» **Stated goal**:
Please reproduce every one of the records below word for word, line by line.

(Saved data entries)
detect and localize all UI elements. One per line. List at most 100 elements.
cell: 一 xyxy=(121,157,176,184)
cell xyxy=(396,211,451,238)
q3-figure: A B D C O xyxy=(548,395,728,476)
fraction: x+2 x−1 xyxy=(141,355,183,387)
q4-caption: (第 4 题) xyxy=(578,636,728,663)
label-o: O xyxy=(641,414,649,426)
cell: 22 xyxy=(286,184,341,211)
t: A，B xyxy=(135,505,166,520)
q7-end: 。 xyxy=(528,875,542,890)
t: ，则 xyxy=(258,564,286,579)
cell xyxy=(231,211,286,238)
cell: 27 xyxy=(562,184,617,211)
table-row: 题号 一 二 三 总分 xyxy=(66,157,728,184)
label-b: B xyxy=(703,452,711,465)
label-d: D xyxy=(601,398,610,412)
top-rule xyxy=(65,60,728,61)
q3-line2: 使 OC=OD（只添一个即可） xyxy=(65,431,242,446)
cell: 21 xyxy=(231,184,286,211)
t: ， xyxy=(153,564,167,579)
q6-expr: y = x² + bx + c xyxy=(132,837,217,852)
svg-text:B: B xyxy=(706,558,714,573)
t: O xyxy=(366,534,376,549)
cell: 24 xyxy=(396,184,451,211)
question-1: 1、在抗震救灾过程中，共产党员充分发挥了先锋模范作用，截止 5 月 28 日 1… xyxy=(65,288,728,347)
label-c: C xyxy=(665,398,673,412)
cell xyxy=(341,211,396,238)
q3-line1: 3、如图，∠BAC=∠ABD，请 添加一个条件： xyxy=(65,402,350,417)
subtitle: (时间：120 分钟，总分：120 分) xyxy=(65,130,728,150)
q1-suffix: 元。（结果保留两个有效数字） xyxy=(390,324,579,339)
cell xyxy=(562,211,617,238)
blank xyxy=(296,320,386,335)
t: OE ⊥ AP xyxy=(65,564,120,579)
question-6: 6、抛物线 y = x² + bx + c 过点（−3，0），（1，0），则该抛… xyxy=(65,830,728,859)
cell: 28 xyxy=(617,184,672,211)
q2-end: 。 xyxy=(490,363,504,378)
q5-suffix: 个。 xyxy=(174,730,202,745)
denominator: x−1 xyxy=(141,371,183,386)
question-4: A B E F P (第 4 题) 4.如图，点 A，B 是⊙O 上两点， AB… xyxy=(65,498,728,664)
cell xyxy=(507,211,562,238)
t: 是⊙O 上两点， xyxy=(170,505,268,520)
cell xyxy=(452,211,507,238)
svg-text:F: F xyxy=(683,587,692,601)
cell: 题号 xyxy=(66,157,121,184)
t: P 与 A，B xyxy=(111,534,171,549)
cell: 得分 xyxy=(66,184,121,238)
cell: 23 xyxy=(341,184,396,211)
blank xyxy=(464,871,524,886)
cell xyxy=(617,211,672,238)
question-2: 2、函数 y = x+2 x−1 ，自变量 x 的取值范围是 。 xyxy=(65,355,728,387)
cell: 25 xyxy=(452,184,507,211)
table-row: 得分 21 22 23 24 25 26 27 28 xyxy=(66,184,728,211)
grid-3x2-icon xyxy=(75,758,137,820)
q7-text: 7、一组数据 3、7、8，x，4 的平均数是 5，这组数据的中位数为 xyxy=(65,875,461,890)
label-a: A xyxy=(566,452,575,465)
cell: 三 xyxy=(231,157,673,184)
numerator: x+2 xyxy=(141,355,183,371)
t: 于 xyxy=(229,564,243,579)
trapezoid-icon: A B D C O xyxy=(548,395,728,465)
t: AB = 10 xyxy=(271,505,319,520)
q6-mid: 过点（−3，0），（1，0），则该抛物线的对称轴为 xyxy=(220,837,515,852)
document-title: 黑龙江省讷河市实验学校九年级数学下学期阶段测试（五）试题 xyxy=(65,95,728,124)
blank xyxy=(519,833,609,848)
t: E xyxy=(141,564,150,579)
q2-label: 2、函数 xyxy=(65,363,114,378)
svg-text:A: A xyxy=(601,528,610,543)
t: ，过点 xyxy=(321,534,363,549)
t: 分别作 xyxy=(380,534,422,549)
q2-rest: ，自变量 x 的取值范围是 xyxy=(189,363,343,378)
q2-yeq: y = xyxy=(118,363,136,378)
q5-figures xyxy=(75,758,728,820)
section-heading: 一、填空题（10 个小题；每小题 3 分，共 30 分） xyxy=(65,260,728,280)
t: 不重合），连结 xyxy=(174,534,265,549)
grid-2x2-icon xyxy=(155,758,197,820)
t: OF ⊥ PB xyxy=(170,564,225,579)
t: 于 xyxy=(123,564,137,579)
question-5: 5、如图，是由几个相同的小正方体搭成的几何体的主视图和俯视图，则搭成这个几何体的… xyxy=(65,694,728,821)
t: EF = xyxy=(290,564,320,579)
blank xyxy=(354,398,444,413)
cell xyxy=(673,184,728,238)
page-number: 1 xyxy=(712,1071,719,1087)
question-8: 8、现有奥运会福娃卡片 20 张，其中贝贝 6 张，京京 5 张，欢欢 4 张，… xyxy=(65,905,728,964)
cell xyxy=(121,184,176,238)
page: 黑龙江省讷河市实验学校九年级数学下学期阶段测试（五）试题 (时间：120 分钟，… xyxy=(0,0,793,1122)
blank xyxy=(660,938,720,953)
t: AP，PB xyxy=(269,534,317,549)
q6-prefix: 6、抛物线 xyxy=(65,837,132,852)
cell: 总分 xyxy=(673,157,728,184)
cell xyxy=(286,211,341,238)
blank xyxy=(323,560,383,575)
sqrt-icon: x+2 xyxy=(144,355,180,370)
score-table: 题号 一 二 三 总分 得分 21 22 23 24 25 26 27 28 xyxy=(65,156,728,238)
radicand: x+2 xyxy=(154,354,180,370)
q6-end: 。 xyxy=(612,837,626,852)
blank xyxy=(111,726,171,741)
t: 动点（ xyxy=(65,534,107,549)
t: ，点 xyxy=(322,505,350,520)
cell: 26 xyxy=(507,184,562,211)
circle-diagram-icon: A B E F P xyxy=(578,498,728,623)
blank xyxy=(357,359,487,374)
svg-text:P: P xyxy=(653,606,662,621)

» **Result of the task**:
detect and localize all UI elements. One per line. List at most 100 elements.
cell: 一 xyxy=(121,157,176,184)
cell xyxy=(396,211,451,238)
q3-figure: A B D C O xyxy=(548,395,728,476)
fraction: x+2 x−1 xyxy=(141,355,183,387)
q4-caption: (第 4 题) xyxy=(578,636,728,663)
label-o: O xyxy=(641,414,649,426)
cell: 22 xyxy=(286,184,341,211)
t: A，B xyxy=(135,505,166,520)
q7-end: 。 xyxy=(528,875,542,890)
t: ，则 xyxy=(258,564,286,579)
cell xyxy=(231,211,286,238)
cell: 27 xyxy=(562,184,617,211)
table-row: 题号 一 二 三 总分 xyxy=(66,157,728,184)
label-b: B xyxy=(703,452,711,465)
label-d: D xyxy=(601,398,610,412)
top-rule xyxy=(65,60,728,61)
q3-line2: 使 OC=OD（只添一个即可） xyxy=(65,431,242,446)
cell: 21 xyxy=(231,184,286,211)
t: ， xyxy=(153,564,167,579)
q6-expr: y = x² + bx + c xyxy=(132,837,217,852)
svg-text:B: B xyxy=(706,558,714,573)
t: O xyxy=(366,534,376,549)
cell: 24 xyxy=(396,184,451,211)
question-1: 1、在抗震救灾过程中，共产党员充分发挥了先锋模范作用，截止 5 月 28 日 1… xyxy=(65,288,728,347)
label-c: C xyxy=(665,398,673,412)
cell xyxy=(341,211,396,238)
q3-line1: 3、如图，∠BAC=∠ABD，请 添加一个条件： xyxy=(65,402,350,417)
subtitle: (时间：120 分钟，总分：120 分) xyxy=(65,130,728,150)
q1-suffix: 元。（结果保留两个有效数字） xyxy=(390,324,579,339)
cell xyxy=(562,211,617,238)
blank xyxy=(296,320,386,335)
t: OE ⊥ AP xyxy=(65,564,120,579)
question-6: 6、抛物线 y = x² + bx + c 过点（−3，0），（1，0），则该抛… xyxy=(65,830,728,859)
cell: 28 xyxy=(617,184,672,211)
q2-end: 。 xyxy=(490,363,504,378)
q5-suffix: 个。 xyxy=(174,730,202,745)
denominator: x−1 xyxy=(141,371,183,386)
question-4: A B E F P (第 4 题) 4.如图，点 A，B 是⊙O 上两点， AB… xyxy=(65,498,728,664)
cell xyxy=(507,211,562,238)
t: 是⊙O 上两点， xyxy=(170,505,268,520)
cell xyxy=(452,211,507,238)
svg-text:F: F xyxy=(683,587,692,601)
cell: 题号 xyxy=(66,157,121,184)
t: P 与 A，B xyxy=(111,534,171,549)
cell: 得分 xyxy=(66,184,121,238)
cell: 23 xyxy=(341,184,396,211)
blank xyxy=(464,871,524,886)
cell xyxy=(617,211,672,238)
question-2: 2、函数 y = x+2 x−1 ，自变量 x 的取值范围是 。 xyxy=(65,355,728,387)
cell: 25 xyxy=(452,184,507,211)
table-row: 得分 21 22 23 24 25 26 27 28 xyxy=(66,184,728,211)
grid-3x2-icon xyxy=(75,758,137,820)
q7-text: 7、一组数据 3、7、8，x，4 的平均数是 5，这组数据的中位数为 xyxy=(65,875,461,890)
label-a: A xyxy=(566,452,575,465)
cell: 三 xyxy=(231,157,673,184)
numerator: x+2 xyxy=(141,355,183,371)
t: 于 xyxy=(229,564,243,579)
trapezoid-icon: A B D C O xyxy=(548,395,728,465)
t: AB = 10 xyxy=(271,505,319,520)
q6-mid: 过点（−3，0），（1，0），则该抛物线的对称轴为 xyxy=(220,837,515,852)
document-title: 黑龙江省讷河市实验学校九年级数学下学期阶段测试（五）试题 xyxy=(65,95,728,124)
blank xyxy=(519,833,609,848)
t: E xyxy=(141,564,150,579)
q2-label: 2、函数 xyxy=(65,363,114,378)
svg-text:A: A xyxy=(601,528,610,543)
t: ，过点 xyxy=(321,534,363,549)
t: 分别作 xyxy=(380,534,422,549)
q2-rest: ，自变量 x 的取值范围是 xyxy=(189,363,343,378)
q2-yeq: y = xyxy=(118,363,136,378)
q5-figures xyxy=(75,758,728,820)
section-heading: 一、填空题（10 个小题；每小题 3 分，共 30 分） xyxy=(65,260,728,280)
t: 不重合），连结 xyxy=(174,534,265,549)
grid-2x2-icon xyxy=(155,758,197,820)
t: OF ⊥ PB xyxy=(170,564,225,579)
t: 于 xyxy=(123,564,137,579)
question-5: 5、如图，是由几个相同的小正方体搭成的几何体的主视图和俯视图，则搭成这个几何体的… xyxy=(65,694,728,821)
t: EF = xyxy=(290,564,320,579)
blank xyxy=(354,398,444,413)
cell xyxy=(673,184,728,238)
page-number: 1 xyxy=(712,1071,719,1087)
question-8: 8、现有奥运会福娃卡片 20 张，其中贝贝 6 张，京京 5 张，欢欢 4 张，… xyxy=(65,905,728,964)
cell xyxy=(121,184,176,238)
page: 黑龙江省讷河市实验学校九年级数学下学期阶段测试（五）试题 (时间：120 分钟，… xyxy=(0,0,793,1122)
blank xyxy=(660,938,720,953)
t: AP，PB xyxy=(269,534,317,549)
q6-prefix: 6、抛物线 xyxy=(65,837,132,852)
cell: 总分 xyxy=(673,157,728,184)
cell xyxy=(286,211,341,238)
blank xyxy=(323,560,383,575)
sqrt-icon: x+2 xyxy=(144,355,180,370)
score-table: 题号 一 二 三 总分 得分 21 22 23 24 25 26 27 28 xyxy=(65,156,728,238)
radicand: x+2 xyxy=(154,354,180,370)
q6-end: 。 xyxy=(612,837,626,852)
blank xyxy=(111,726,171,741)
t: 动点（ xyxy=(65,534,107,549)
t: ，点 xyxy=(322,505,350,520)
cell: 26 xyxy=(507,184,562,211)
circle-diagram-icon: A B E F P xyxy=(578,498,728,623)
blank xyxy=(357,359,487,374)
svg-text:P: P xyxy=(653,606,662,621)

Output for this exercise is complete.